---- Data provided

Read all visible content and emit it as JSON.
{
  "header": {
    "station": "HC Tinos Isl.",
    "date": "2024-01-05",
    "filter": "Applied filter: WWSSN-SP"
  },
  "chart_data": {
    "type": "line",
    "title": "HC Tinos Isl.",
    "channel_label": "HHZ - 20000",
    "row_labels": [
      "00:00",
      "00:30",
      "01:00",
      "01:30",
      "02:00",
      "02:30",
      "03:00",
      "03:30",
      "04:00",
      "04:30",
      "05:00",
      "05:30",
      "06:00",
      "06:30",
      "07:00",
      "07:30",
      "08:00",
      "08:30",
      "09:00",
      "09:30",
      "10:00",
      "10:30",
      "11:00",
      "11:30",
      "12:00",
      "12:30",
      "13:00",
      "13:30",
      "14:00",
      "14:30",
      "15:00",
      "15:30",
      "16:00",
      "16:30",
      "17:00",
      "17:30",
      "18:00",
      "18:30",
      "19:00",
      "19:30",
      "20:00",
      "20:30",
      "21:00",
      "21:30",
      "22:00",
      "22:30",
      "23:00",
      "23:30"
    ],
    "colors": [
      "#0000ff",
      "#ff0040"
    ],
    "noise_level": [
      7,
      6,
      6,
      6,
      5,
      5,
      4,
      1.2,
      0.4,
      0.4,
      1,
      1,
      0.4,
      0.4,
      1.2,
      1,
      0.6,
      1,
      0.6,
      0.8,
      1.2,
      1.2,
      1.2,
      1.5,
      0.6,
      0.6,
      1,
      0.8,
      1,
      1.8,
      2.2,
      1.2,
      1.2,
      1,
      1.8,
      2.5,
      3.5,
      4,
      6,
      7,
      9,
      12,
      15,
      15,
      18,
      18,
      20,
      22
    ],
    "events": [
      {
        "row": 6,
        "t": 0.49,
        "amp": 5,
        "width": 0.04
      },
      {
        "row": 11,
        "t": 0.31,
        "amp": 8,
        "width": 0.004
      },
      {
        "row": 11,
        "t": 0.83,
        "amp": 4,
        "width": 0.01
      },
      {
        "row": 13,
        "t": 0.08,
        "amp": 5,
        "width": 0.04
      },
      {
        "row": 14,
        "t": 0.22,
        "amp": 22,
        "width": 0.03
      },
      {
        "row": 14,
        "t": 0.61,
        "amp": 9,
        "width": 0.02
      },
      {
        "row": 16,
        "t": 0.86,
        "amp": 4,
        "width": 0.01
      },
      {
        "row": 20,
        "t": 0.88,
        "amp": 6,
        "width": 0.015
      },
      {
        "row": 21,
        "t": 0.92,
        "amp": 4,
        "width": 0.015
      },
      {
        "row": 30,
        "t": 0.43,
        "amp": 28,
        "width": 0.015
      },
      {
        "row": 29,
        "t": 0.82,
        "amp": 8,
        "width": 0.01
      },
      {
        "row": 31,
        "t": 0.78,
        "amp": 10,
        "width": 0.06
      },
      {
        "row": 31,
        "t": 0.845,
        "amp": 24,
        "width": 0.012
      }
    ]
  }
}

--------

■ Task ■
Check each line above for the string "Tinos", then copy the ones that have it.

■ Written solution ■
    "station": "HC Tinos Isl.",
    "title": "HC Tinos Isl.",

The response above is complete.